* Start *

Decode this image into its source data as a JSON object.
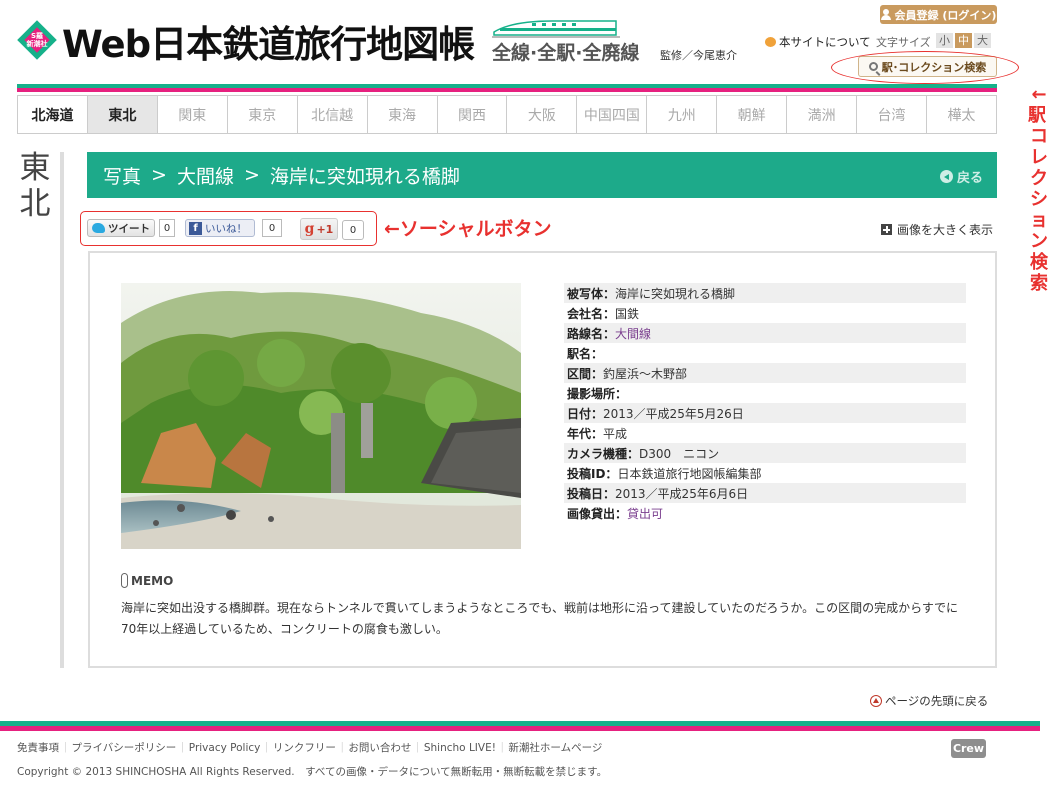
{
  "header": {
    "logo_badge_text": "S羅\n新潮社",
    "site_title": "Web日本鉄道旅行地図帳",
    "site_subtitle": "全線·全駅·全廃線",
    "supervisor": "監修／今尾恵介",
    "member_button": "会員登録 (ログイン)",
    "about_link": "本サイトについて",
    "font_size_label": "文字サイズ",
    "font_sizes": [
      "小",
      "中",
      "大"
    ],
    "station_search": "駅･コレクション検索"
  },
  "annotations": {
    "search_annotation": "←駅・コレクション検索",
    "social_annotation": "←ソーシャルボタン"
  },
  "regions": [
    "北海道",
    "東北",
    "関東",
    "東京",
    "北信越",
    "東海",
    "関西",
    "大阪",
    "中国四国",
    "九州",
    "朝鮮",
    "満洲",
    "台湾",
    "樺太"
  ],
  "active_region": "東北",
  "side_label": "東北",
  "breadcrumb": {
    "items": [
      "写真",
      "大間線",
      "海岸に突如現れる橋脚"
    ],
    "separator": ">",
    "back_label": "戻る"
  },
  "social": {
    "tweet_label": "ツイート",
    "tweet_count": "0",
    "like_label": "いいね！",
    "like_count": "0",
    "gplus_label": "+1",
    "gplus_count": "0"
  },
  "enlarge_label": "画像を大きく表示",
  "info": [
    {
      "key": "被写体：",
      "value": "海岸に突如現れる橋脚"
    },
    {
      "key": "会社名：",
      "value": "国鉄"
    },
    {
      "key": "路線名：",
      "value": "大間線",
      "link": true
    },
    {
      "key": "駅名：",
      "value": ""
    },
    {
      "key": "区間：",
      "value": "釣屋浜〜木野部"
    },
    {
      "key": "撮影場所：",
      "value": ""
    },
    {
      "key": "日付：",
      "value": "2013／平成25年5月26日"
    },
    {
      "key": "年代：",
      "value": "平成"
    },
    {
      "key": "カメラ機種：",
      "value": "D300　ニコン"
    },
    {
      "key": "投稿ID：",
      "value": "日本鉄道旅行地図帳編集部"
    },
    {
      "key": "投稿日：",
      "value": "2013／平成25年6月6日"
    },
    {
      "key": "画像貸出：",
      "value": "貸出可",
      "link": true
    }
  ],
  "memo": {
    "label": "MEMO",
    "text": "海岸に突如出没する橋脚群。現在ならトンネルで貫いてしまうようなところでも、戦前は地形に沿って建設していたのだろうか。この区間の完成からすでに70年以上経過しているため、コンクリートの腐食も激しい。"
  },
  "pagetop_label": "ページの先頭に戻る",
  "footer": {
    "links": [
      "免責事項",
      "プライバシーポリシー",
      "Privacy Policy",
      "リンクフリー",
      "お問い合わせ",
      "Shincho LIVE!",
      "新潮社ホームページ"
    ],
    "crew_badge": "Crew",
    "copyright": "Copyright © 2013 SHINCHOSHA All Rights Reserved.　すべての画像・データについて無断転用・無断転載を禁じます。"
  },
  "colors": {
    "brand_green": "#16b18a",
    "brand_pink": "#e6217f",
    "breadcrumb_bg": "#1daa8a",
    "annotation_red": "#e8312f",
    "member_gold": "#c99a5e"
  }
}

* End *

Work instructions
Lines of the listing that contain the word "コレクション検索" are to be counted; report only their number.

Solved problem
2